[Figure record listings]

○ ○ ○ ○

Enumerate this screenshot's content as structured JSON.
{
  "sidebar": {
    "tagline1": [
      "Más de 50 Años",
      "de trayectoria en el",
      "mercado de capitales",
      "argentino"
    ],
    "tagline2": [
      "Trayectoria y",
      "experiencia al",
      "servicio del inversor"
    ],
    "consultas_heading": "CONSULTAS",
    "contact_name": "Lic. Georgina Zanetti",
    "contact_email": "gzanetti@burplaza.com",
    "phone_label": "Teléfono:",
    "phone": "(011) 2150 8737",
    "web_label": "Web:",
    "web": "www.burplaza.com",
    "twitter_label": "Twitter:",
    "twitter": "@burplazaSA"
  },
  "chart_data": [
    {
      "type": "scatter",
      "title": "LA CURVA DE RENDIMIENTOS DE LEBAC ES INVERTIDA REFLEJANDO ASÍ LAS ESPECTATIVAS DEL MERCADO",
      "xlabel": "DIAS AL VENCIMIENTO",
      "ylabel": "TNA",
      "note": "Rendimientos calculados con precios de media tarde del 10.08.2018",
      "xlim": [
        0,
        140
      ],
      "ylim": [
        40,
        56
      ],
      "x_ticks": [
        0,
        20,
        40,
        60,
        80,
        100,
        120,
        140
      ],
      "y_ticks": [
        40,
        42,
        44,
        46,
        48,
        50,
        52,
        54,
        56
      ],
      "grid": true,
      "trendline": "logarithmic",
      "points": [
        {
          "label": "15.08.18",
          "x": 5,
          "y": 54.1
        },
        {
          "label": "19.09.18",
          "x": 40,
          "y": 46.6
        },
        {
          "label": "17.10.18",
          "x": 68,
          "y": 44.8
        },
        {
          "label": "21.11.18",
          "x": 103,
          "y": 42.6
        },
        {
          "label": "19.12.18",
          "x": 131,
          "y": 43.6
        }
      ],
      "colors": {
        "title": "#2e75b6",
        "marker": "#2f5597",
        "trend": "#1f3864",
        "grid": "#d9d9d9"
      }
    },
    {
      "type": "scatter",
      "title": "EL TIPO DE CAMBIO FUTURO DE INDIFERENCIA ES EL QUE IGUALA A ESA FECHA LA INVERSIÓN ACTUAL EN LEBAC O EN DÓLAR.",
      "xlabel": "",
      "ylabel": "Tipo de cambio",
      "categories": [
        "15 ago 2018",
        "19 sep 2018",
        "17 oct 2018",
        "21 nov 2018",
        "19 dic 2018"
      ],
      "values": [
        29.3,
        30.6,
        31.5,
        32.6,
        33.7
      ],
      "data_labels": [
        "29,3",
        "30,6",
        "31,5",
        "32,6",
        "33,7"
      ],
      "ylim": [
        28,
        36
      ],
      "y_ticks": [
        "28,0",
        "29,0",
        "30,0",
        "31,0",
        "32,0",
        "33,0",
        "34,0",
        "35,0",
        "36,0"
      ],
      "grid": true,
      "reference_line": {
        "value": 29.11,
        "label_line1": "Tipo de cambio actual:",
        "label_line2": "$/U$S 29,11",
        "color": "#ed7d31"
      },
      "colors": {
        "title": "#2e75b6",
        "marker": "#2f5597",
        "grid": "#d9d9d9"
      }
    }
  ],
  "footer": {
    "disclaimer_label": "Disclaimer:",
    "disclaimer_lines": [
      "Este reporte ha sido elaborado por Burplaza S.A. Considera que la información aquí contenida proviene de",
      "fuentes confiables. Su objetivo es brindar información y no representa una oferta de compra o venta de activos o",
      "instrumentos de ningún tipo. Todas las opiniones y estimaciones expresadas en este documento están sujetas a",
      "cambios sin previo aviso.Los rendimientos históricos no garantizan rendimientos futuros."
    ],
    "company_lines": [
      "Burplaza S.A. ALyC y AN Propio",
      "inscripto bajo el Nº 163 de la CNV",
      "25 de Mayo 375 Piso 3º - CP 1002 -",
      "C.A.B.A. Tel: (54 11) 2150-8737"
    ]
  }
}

○ ○ ○ ○

Report each line in the preceding entries that holds the string "title".

RESULT BELOW
      "title": "LA CURVA DE RENDIMIENTOS DE LEBAC ES INVERTIDA REFLEJANDO ASÍ LAS ESPECTATIVAS DEL MERCADO",
        "title": "#2e75b6",
      "title": "EL TIPO DE CAMBIO FUTURO DE INDIFERENCIA ES EL QUE IGUALA A ESA FECHA LA INVERSIÓN ACTUAL EN LEBAC O EN DÓLAR.",
        "title": "#2e75b6",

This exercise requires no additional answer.